** start **
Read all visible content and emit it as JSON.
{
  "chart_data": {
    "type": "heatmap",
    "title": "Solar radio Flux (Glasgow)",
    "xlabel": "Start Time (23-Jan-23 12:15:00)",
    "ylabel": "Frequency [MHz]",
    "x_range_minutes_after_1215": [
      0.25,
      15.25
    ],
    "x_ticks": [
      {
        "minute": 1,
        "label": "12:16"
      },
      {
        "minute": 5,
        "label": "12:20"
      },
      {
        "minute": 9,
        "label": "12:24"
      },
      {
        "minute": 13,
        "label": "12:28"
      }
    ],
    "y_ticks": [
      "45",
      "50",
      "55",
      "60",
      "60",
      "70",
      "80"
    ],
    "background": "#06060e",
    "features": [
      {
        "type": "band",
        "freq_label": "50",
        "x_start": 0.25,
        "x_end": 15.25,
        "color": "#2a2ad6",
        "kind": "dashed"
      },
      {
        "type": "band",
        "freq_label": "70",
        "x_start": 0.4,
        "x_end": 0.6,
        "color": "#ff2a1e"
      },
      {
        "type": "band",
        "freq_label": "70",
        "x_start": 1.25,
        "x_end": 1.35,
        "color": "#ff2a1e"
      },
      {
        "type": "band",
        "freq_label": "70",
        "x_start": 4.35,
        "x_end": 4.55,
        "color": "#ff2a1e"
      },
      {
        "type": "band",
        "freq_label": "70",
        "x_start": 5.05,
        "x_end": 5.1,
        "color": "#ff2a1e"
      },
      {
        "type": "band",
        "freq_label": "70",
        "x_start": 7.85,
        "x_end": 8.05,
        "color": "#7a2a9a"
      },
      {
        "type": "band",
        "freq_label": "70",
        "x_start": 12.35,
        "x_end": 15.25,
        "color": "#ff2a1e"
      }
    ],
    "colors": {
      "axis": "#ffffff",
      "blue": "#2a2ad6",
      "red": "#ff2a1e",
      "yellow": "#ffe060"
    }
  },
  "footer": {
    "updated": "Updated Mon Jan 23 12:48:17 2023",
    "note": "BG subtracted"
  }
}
** end **
Extract the full listing above without altering anything.

Read all visible content and emit it as JSON.
{
  "chart_data": {
    "type": "heatmap",
    "title": "Solar radio Flux (Glasgow)",
    "xlabel": "Start Time (23-Jan-23 12:15:00)",
    "ylabel": "Frequency [MHz]",
    "x_range_minutes_after_1215": [
      0.25,
      15.25
    ],
    "x_ticks": [
      {
        "minute": 1,
        "label": "12:16"
      },
      {
        "minute": 5,
        "label": "12:20"
      },
      {
        "minute": 9,
        "label": "12:24"
      },
      {
        "minute": 13,
        "label": "12:28"
      }
    ],
    "y_ticks": [
      "45",
      "50",
      "55",
      "60",
      "60",
      "70",
      "80"
    ],
    "background": "#06060e",
    "features": [
      {
        "type": "band",
        "freq_label": "50",
        "x_start": 0.25,
        "x_end": 15.25,
        "color": "#2a2ad6",
        "kind": "dashed"
      },
      {
        "type": "band",
        "freq_label": "70",
        "x_start": 0.4,
        "x_end": 0.6,
        "color": "#ff2a1e"
      },
      {
        "type": "band",
        "freq_label": "70",
        "x_start": 1.25,
        "x_end": 1.35,
        "color": "#ff2a1e"
      },
      {
        "type": "band",
        "freq_label": "70",
        "x_start": 4.35,
        "x_end": 4.55,
        "color": "#ff2a1e"
      },
      {
        "type": "band",
        "freq_label": "70",
        "x_start": 5.05,
        "x_end": 5.1,
        "color": "#ff2a1e"
      },
      {
        "type": "band",
        "freq_label": "70",
        "x_start": 7.85,
        "x_end": 8.05,
        "color": "#7a2a9a"
      },
      {
        "type": "band",
        "freq_label": "70",
        "x_start": 12.35,
        "x_end": 15.25,
        "color": "#ff2a1e"
      }
    ],
    "colors": {
      "axis": "#ffffff",
      "blue": "#2a2ad6",
      "red": "#ff2a1e",
      "yellow": "#ffe060"
    }
  },
  "footer": {
    "updated": "Updated Mon Jan 23 12:48:17 2023",
    "note": "BG subtracted"
  }
}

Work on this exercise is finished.